• **Supplied passage**
* * * * * * *
Tuesday, September 11, 2012

RC#62: Nostalgia lane


published in Eastern Economist #453, October 8, 2002
This column is only for those who have spent at least 10 years in the region. The rest of you will only feel disoriented as you wind through this strange excursion.
            The other day, my cleaning lady brought over a ‘dozen’ eggs. I say ‘dozen’ although, in fact, everything here is metric, so eggs come in sets of 10, not 12.
            Ever since I came here, the standard way to buy eggs in Ukraine has been to tell the saleslady (believe it or not, in all these years, I haven’t ever seen a man selling behind the counter in a grocery store) how much you want. She then counted them and carefully packed them, one by one.
            Used to be that she would make a cone of stiff paper and carefully place the 10 eggs in there, then fold over the top, so they didn’t fall out. You then had to carefully place this paper cone with 10 fresh eggs somewhere safe among your groceries. More often than not, you got home to find one egg cracked and leaking.
            When plastic bags became fairly common, the ladies started packing eggs in small-sized transparent bags and tying them up. You still had to place them very gingerly on top of all your other groceries and pray nothing smooshed them before you got home.
            Yes, you could buy eggs in carton. You just had to buy 30 or 40 and then they were literally sandwiched between two flats and tied with string. The only manufactured “egg purses” – hard plastic egg cartons complete with snaps and handles – were generally for 5x6 eggs. 30-40 was enough to last me three-four months, so I never used the cumbersome thing.
            This time, my eggs were in a carton. Not a 5x6 monster, not two carton layers wrapped in string. A nice factory-made carton. Not paper or polystyrene. It was a light plastic, transparent egg carton with a colorful professional label. It even snapped shut neatly. Reusable. Moreover, each egg was quality stamped.
            It got me to thinking of the things that have changed most radically. (Remember, this is nostalgia time. No politics.)
            Packaging is a big one.
            Gone, for the most part, are the soviet one-style-suits-all jars with the separate plastic lids that also came in two standard sizes that would fit anything from a 250 ml jar to a 5-liter one. The good thing about these jars was that they were recycled.
            Gone, mostly, too, are the metal lids that had to be pried off very, very carefully, then tossed and replaced by the standard plastic ones.
            Service is another.
            The first time I drove around Kyiv, back in 1992, it was like being in a low-grade spy movie just to get gasoline. Les, the man who was showing me around, would drive along some main road until he saw a few men lingering around a battered-looking truck. He’d then jump out, grab a jerrycan and go over to them. They’d negotiate a little, gesturing at the car and at the truck.
            Sometimes there’d just be a chorus of shrugs and he would come back, disgruntled. Other times, a wad of bills would cross hands and he’d come back with five or ten liters of gas for the car.
            “Don’t you have any gas stations here?” I asked him.
* * * * * * *
(Dataset excerpts)

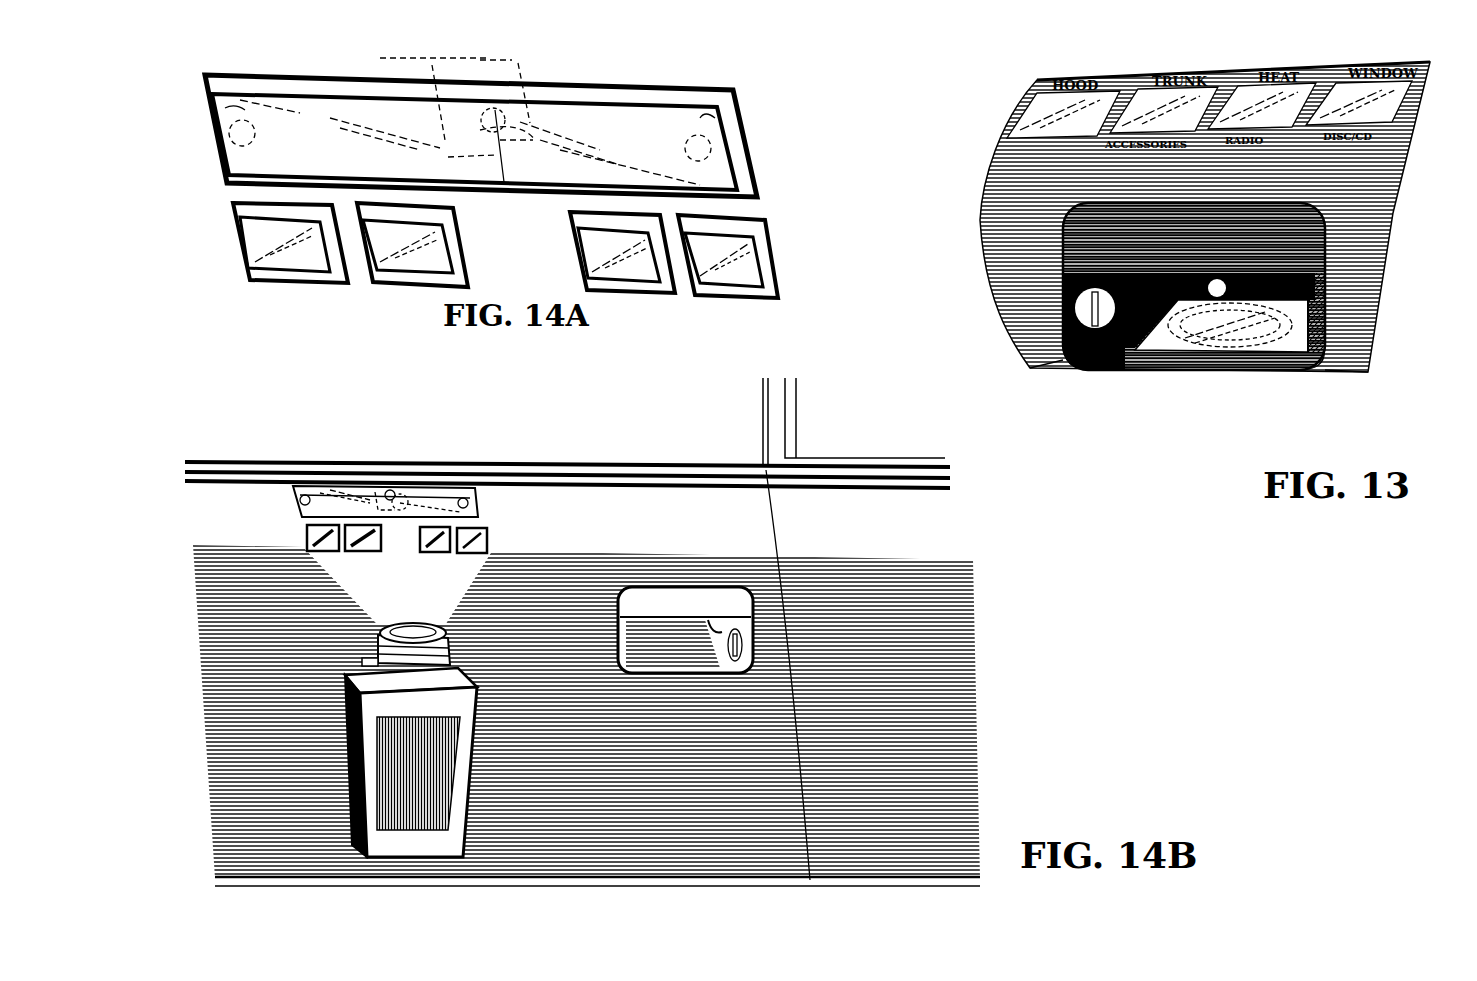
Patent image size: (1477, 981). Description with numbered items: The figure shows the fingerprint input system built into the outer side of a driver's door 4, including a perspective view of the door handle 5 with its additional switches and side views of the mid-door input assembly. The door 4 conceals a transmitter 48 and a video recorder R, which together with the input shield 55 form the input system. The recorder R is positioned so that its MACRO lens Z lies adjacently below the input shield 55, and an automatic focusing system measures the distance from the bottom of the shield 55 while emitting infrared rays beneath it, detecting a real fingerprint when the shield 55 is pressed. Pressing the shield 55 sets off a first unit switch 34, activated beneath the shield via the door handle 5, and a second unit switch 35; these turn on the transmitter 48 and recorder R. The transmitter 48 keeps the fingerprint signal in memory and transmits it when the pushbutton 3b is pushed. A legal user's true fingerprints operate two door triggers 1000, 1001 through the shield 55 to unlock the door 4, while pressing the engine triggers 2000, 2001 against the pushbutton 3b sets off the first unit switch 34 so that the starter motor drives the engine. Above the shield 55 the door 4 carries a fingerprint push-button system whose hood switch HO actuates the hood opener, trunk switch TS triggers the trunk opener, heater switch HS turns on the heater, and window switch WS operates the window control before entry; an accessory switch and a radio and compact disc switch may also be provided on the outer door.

In FIG. 14A, the driver's door 4 is at (755, 205).
In FIG. 13, the driver's door 4 is at (985, 152).
In FIG. 14B, the driver's door 4 is at (740, 465).
In FIG. 14A, the first unit switch 34 is at (240, 118).
In FIG. 14B, the first unit switch 34 is at (295, 500).
In FIG. 14A, the second unit switch 35 is at (698, 135).
In FIG. 14B, the second unit switch 35 is at (480, 502).
In FIG. 14A, the input shield 55 is at (226, 109).
In FIG. 13, the input shield 55 is at (1297, 346).
In FIG. 14B, the input shield 55 is at (365, 497).
In FIG. 14A, the transmitter 48 is at (400, 60).
In FIG. 14B, the transmitter 48 is at (385, 490).
In FIG. 14A, the pushbutton 3b is at (500, 108).
In FIG. 14B, the pushbutton 3b is at (400, 490).
In FIG. 14A, the door trigger 1000 is at (540, 135).
In FIG. 14B, the door trigger 1000 is at (477, 488).
In FIG. 14A, the engine trigger 2000 is at (470, 170).
In FIG. 14B, the engine trigger 2000 is at (335, 490).
In FIG. 14A, the hood switch HO is at (295, 283).
In FIG. 13, the hood switch HO is at (1035, 112).
In FIG. 14B, the hood switch HO is at (310, 538).
In FIG. 14A, the trunk switch TS is at (460, 212).
In FIG. 13, the trunk switch TS is at (1213, 92).
In FIG. 14B, the trunk switch TS is at (408, 530).
In FIG. 14A, the heater switch HS is at (580, 262).
In FIG. 13, the heater switch HS is at (1305, 90).
In FIG. 14B, the heater switch HS is at (447, 553).
In FIG. 14A, the window switch WS is at (742, 300).
In FIG. 13, the window switch WS is at (1410, 78).
In FIG. 14B, the window switch WS is at (490, 536).
In FIG. 13, the door handle 5 is at (1243, 366).
In FIG. 13, the video recorder R is at (1297, 328).
In FIG. 14B, the video recorder R is at (215, 823).
In FIG. 13, the lens Z is at (1230, 342).
In FIG. 14B, the lens Z is at (215, 620).
In FIG. 13, the engine trigger 2001 is at (1063, 358).
In FIG. 13, the door trigger 1001 is at (1330, 369).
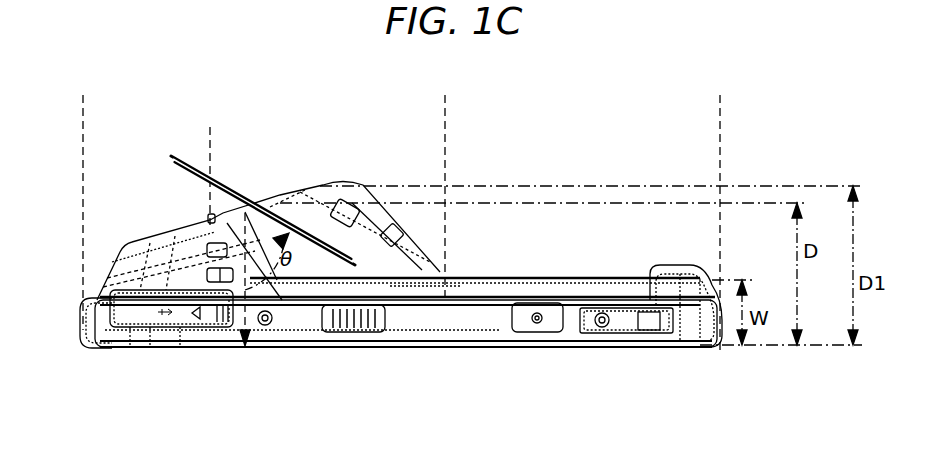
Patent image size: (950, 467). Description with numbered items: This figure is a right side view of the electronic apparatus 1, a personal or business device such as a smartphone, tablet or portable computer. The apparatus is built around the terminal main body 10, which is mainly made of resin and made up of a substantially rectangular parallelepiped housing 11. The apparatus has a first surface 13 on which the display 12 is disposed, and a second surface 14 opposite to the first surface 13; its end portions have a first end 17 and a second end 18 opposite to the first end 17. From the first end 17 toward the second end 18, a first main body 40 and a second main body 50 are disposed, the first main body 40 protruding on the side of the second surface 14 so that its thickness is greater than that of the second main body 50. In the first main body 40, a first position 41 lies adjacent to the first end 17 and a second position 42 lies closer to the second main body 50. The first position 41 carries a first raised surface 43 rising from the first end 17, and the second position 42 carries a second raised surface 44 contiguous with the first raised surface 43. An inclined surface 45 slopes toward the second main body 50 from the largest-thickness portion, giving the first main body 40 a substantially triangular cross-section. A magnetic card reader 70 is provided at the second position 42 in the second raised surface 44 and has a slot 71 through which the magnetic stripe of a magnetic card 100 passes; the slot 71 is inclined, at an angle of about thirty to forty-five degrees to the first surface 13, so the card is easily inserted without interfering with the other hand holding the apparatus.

The electronic apparatus 1 is at (529, 262).
The terminal main body 10 is at (570, 330).
The housing 11 is at (461, 330).
The display 12 is at (330, 345).
The first surface 13 is at (385, 345).
The second surface 14 is at (573, 280).
The first end 17 is at (88, 345).
The second end 18 is at (720, 336).
The first main body 40 is at (433, 103).
The first position 41 is at (198, 143).
The second position 42 is at (222, 143).
The first raised surface 43 is at (150, 244).
The second raised surface 44 is at (297, 195).
The inclined surface 45 is at (403, 238).
The second main body 50 is at (457, 103).
The magnetic card reader 70 is at (272, 208).
The slot 71 is at (247, 212).
The magnetic card 100 is at (175, 167).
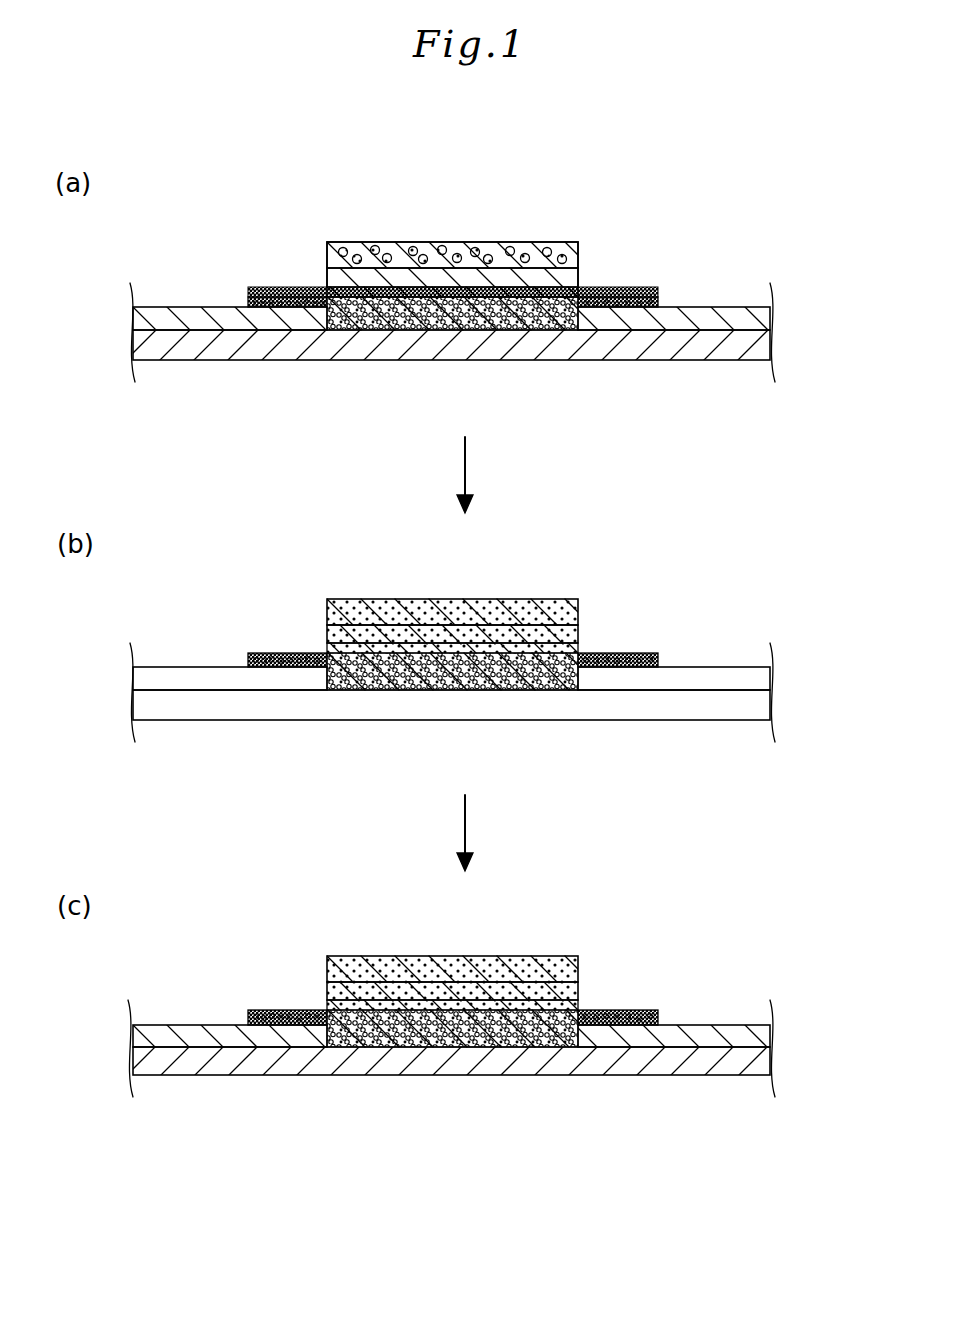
* * * * * * *
• **Stated problem A**
Please check each statement against the nostalgia column and answer yes or no, quoting the exact words that decide it: (i) Eggs in Ukraine are sold in sets of 12. (ii) The soviet jars were recycled. (iii) The writer first drove around Kyiv in 1995.
• **Stated problem B**
Extend the nostalgia column from the point where it stops.
Nothing in the records is needed here.

• **Task result A**
(i) No: "eggs come in sets of 10, not 12."
(ii) Yes: "The good thing about these jars was that they were recycled."
(iii) No: "The first time I drove around Kyiv, back in 1992"

• **Task result B**
            “Not any more. They’re all shut down. Deficit.”
            Les was also very cagey about just how he knew where to get gas and how he determined a fair price.
            Later, when I started living in Kyiv, I noticed that there really wasn’t anything resembling gas stations, operating or abandoned. Occasionally, you could see a shack with one or two WWII-issue pumps nearby.
            About four years ago, it all started to change. First one station, then two. Then, about two years ago, a dozen chains with unfamiliar names (other than BP out by Boryspil) began sprouting gas stations across the country like mushrooms after the rain.
            Now you can whizz into a spiffy hi-tech, white-tiled gas station, have a coffee while a guy in uniform fills your tank, and sometimes even pay for it all on a credit card. It’s almost too easy, really. Takes the adventure out of travelling in Ukraine, if you ask me.
            Vocabulary has changed, too.
            The word “deficit,” meaning shortage, was probably the most popular word in Ukraine in the early and mid-nineties. That’s because the soviet system had its own “peculiarities.” (Another popular word that was essentially an excuse to do things your own way no matter what the rest of the world thought or said. The great conscience-salving term of all times.)
            The “peculiarity” of selling was that everything went to the saleslady’s buddies, relatives, in-laws and so on, first. Only then (if there was really no other option, such as shutting down for technical breaks, lunch or inventorization or chit-chatting with your fellow saleslady, your back implacably towards the counter and any customers, for 40 minutes) to customers off the street. That meant that mostly everything was “in deficit” most of the time.
            Supermarkets have taken care of that, much like the spiffy gas stations.
            “Chornobyl” also cropped up in conversation, as predictably as the word “can’t.” As in, “My kid has a sore throat and can’t go to school. It’s Chornobyl.” Or, “I can’t figure out how to do this math problem. Must be Chornobyl.”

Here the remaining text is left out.